→ CHALLENGE
Your task is to copy each line that has the word "electronic".

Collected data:
## BEGIN
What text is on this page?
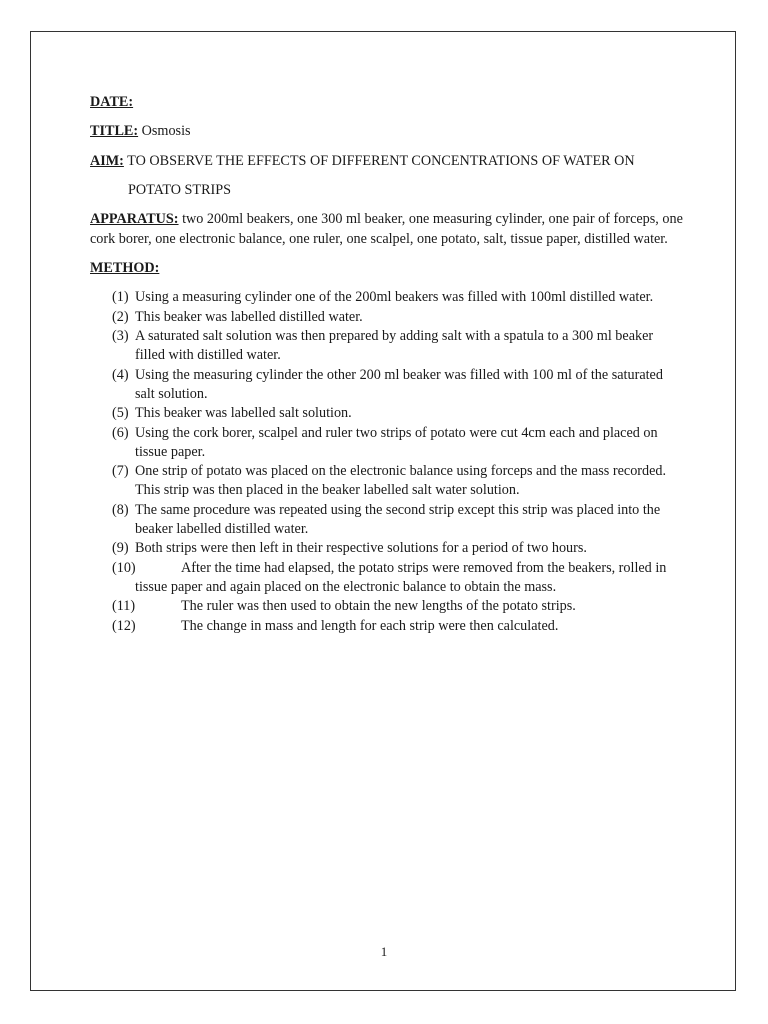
DATE:

TITLE: Osmosis

AIM: TO OBSERVE THE EFFECTS OF DIFFERENT CONCENTRATIONS OF WATER ON

POTATO STRIPS

APPARATUS: two 200ml beakers, one 300 ml beaker, one measuring cylinder, one pair of forceps, one cork borer, one electronic balance, one ruler, one scalpel, one potato, salt, tissue paper, distilled water.

METHOD:

(1) Using a measuring cylinder one of the 200ml beakers was filled with 100ml distilled water.
(2) This beaker was labelled distilled water.
(3) A saturated salt solution was then prepared by adding salt with a spatula to a 300 ml beaker filled with distilled water.
(4) Using the measuring cylinder the other 200 ml beaker was filled with 100 ml of the saturated salt solution.
(5) This beaker was labelled salt solution.
(6) Using the cork borer, scalpel and ruler two strips of potato were cut 4cm each and placed on tissue paper.
(7) One strip of potato was placed on the electronic balance using forceps and the mass recorded. This strip was then placed in the beaker labelled salt water solution.
(8) The same procedure was repeated using the second strip except this strip was placed into the beaker labelled distilled water.
(9) Both strips were then left in their respective solutions for a period of two hours.
(10)	After the time had elapsed, the potato strips were removed from the beakers, rolled in tissue paper and again placed on the electronic balance to obtain the mass.
(11)	The ruler was then used to obtain the new lengths of the potato strips.
(12)	The change in mass and length for each strip were then calculated.
1
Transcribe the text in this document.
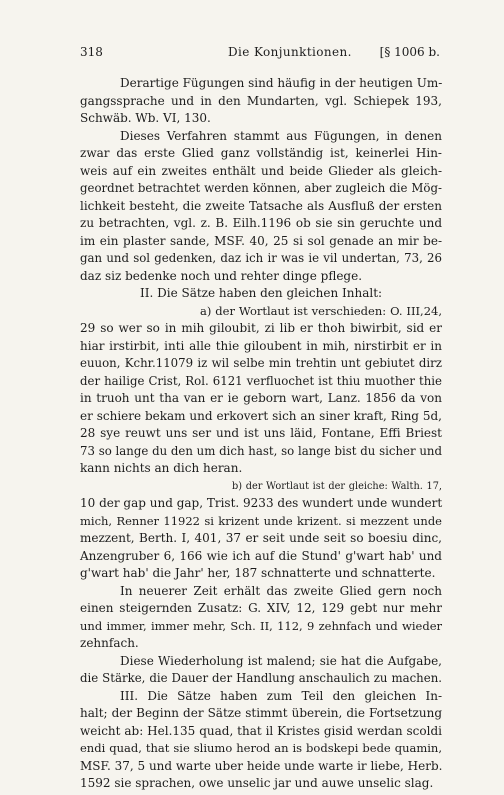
318	Die Konjunktionen. [§ 1006 b.
Derartige Fügungen sind häufig in der heutigen Um-
gangssprache und in den Mundarten, vgl. Schiepek 193,
Schwäb. Wb. VI, 130.
Dieses Verfahren stammt aus Fügungen, in denen
zwar das erste Glied ganz vollständig ist, keinerlei Hin-
weis auf ein zweites enthält und beide Glieder als gleich-
geordnet betrachtet werden können, aber zugleich die Mög-
lichkeit besteht, die zweite Tatsache als Ausfluß der ersten
zu betrachten, vgl. z. B. Eilh.1196 ob sie sin geruchte und
im ein plaster sande, MSF. 40, 25 si sol genade an mir be-
gan und sol gedenken, daz ich ir was ie vil undertan, 73, 26
daz siz bedenke noch und rehter dinge pflege.
II. Die Sätze haben den gleichen Inhalt:
a) der Wortlaut ist verschieden: O. III,24,
29 so wer so in mih giloubit, zi lib er thoh biwirbit, sid er
hiar irstirbit, inti alle thie giloubent in mih, nirstirbit er in
euuon, Kchr.11079 iz wil selbe min trehtin unt gebiutet dirz
der hailige Crist, Rol. 6121 verfluochet ist thiu muother thie
in truoh unt tha van er ie geborn wart, Lanz. 1856 da von
er schiere bekam und erkovert sich an siner kraft, Ring 5d,
28 sye reuwt uns ser und ist uns läid, Fontane, Effi Briest
73 so lange du den um dich hast, so lange bist du sicher und
kann nichts an dich heran.
b) der Wortlaut ist der gleiche: Walth. 17,
10 der gap und gap, Trist. 9233 des wundert unde wundert
mich, Renner 11922 si krizent unde krizent. si mezzent unde
mezzent, Berth. I, 401, 37 er seit unde seit so boesiu dinc,
Anzengruber 6, 166 wie ich auf die Stund' g'wart hab' und
g'wart hab' die Jahr' her, 187 schnatterte und schnatterte.
In neuerer Zeit erhält das zweite Glied gern noch
einen steigernden Zusatz: G. XIV, 12, 129 gebt nur mehr
und immer, immer mehr, Sch. II, 112, 9 zehnfach und wieder
zehnfach.
Diese Wiederholung ist malend; sie hat die Aufgabe,
die Stärke, die Dauer der Handlung anschaulich zu machen.
III. Die Sätze haben zum Teil den gleichen In-
halt; der Beginn der Sätze stimmt überein, die Fortsetzung
weicht ab: Hel.135 quad, that il Kristes gisid werdan scoldi
endi quad, that sie sliumo herod an is bodskepi bede quamin,
MSF. 37, 5 und warte uber heide unde warte ir liebe, Herb.
1592 sie sprachen, owe unselic jar und auwe unselic slag.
## END
→ COMPLETE OUTPUT
APPARATUS: two 200ml beakers, one 300 ml beaker, one measuring cylinder, one pair of forceps, one cork borer, one electronic balance, one ruler, one scalpel, one potato, salt, tissue paper, distilled water.
(7) One strip of potato was placed on the electronic balance using forceps and the mass recorded. This strip was then placed in the beaker labelled salt water solution.
(10)	After the time had elapsed, the potato strips were removed from the beakers, rolled in tissue paper and again placed on the electronic balance to obtain the mass.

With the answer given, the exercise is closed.